— Extract to read —

------------

The covariance matrix may be inverted to form a $\chi^2$ statistic which measures goodness of fit to our measurement. We also show the correlation matrix, $\dfrac{cov_{ij}}{sqrt(cov_{ii} cov_{jj})}$.

Table 3
CDF Run II Preliminary, 9.4/fb: The covariance matrix, including both statistical and systematic uncertainties, describing the uncertainty on the measured Legendre moments
12345678
1 $ 1.47 \times 10^{-2}$ $-7.60 \times 10^{-4}$ $ 1.14 \times 10^{-2}$ $-2.95 \times 10^{-3}$ $ 6.86 \times 10^{-3}$ $-1.73 \times 10^{-3}$ $ 2.01 \times 10^{-3}$ $-7.34 \times 10^{-3}$
2 $-7.60 \times 10^{-4}$ $ 6.41 \times 10^{-2}$ $ 8.96 \times 10^{-3}$ $ 3.29 \times 10^{-2}$ $-3.70 \times 10^{-3}$ $ 4.12 \times 10^{-3}$ $ 1.05 \times 10^{-2}$ $-4.69 \times 10^{-2}$
3 $ 1.14 \times 10^{-2}$ $ 8.96 \times 10^{-3}$ $ 4.50 \times 10^{-2}$ $-8.18 \times 10^{-5}$ $ 2.72 \times 10^{-2}$ $-4.88 \times 10^{-3}$ $ 1.36 \times 10^{-2}$ $-1.33 \times 10^{-2}$
4 $-2.95 \times 10^{-3}$ $ 3.29 \times 10^{-2}$ $-8.18 \times 10^{-5}$ $ 7.72 \times 10^{-2}$ $-7.32 \times 10^{-4}$ $ 4.00 \times 10^{-2}$ $ 5.49 \times 10^{-3}$ $ 1.13 \times 10^{-2}$
5 $ 6.86 \times 10^{-3}$ $-3.70 \times 10^{-3}$ $ 2.72 \times 10^{-2}$ $-7.32 \times 10^{-4}$ $ 1.06 \times 10^{-1}$ $ 2.31 \times 10^{-3}$ $ 4.85 \times 10^{-2}$ $ 1.13 \times 10^{-2}$
6 $-1.73 \times 10^{-3}$ $ 4.12 \times 10^{-3}$ $-4.88 \times 10^{-3}$ $ 4.00 \times 10^{-2}$ $ 2.31 \times 10^{-3}$ $ 1.63 \times 10^{-1}$ $ 1.42 \times 10^{-2}$ $ 8.81 \times 10^{-2}$
7 $ 2.01 \times 10^{-3}$ $ 1.05 \times 10^{-2}$ $ 1.36 \times 10^{-2}$ $ 5.49 \times 10^{-3}$ $ 4.85 \times 10^{-2}$ $ 1.42 \times 10^{-2}$ $ 2.32 \times 10^{-1}$ $-5.45 \times 10^{-3}$
8 $-7.34 \times 10^{-3}$ $-4.69 \times 10^{-2}$ $-1.33 \times 10^{-2}$ $ 1.13 \times 10^{-2}$ $ 1.13 \times 10^{-2}$ $ 8.81 \times 10^{-2}$ $-5.45 \times 10^{-3}$ $ 4.17 \times 10^{-1}$
Figure 19

Significance of deviation

We subtract the NLO prediction from the measured moments, and divide by the uncertainty on the measured moments to obtain a significance. All of the moments except for $a_1$ are consistent with the predictions of the Standard Model. The first moment (linear term) deviates from the Standard Model by just over 2σ.

------------

— Material provided —
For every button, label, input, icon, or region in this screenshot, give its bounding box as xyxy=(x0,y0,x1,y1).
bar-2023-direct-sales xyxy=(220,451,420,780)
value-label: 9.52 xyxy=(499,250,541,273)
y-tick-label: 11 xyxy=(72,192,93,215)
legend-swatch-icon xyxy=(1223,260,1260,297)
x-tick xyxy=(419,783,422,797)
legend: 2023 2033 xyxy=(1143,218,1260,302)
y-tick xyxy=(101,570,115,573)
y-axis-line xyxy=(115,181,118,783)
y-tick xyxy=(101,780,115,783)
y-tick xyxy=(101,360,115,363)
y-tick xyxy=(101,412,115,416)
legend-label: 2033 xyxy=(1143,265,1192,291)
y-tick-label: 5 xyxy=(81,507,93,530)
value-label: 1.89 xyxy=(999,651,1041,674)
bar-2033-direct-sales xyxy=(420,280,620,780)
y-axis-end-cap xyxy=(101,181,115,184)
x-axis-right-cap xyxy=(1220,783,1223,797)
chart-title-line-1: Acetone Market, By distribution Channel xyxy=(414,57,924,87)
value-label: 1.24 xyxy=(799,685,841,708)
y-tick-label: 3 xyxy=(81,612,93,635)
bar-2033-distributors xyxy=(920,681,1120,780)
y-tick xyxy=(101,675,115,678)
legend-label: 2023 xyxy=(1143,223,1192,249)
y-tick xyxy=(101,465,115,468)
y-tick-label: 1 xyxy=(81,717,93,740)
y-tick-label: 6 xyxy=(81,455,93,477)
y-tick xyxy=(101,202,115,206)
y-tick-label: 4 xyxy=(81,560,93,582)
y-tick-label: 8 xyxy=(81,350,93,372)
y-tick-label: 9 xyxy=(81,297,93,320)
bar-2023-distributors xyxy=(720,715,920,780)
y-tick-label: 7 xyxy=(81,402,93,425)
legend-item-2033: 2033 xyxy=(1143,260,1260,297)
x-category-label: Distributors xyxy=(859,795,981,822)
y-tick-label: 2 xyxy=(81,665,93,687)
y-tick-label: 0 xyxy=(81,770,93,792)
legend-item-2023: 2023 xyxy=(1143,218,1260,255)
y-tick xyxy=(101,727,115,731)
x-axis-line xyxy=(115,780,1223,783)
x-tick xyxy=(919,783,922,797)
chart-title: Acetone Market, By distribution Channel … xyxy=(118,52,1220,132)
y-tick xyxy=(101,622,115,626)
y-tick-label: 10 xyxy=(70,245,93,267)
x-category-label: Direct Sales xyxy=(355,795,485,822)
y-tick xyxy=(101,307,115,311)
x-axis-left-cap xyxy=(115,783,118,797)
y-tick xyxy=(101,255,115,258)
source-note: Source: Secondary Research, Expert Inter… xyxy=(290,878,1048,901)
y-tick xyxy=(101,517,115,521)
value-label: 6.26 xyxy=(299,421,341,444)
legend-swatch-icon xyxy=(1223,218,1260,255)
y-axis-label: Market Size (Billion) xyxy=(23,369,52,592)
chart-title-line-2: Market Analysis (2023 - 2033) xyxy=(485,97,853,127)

------------

Write out the part of the CDF Legendre-moment text starting at "We subtract the" and ending at "just over 2σ.", word for word. The records may be disregarded.

— Answer to the exercise —
We subtract the NLO prediction from the measured moments, and divide by the uncertainty on the measured moments to obtain a significance. All of the moments except for $a_1$ are consistent with the predictions of the Standard Model. The first moment (linear term) deviates from the Standard Model by just over 2σ.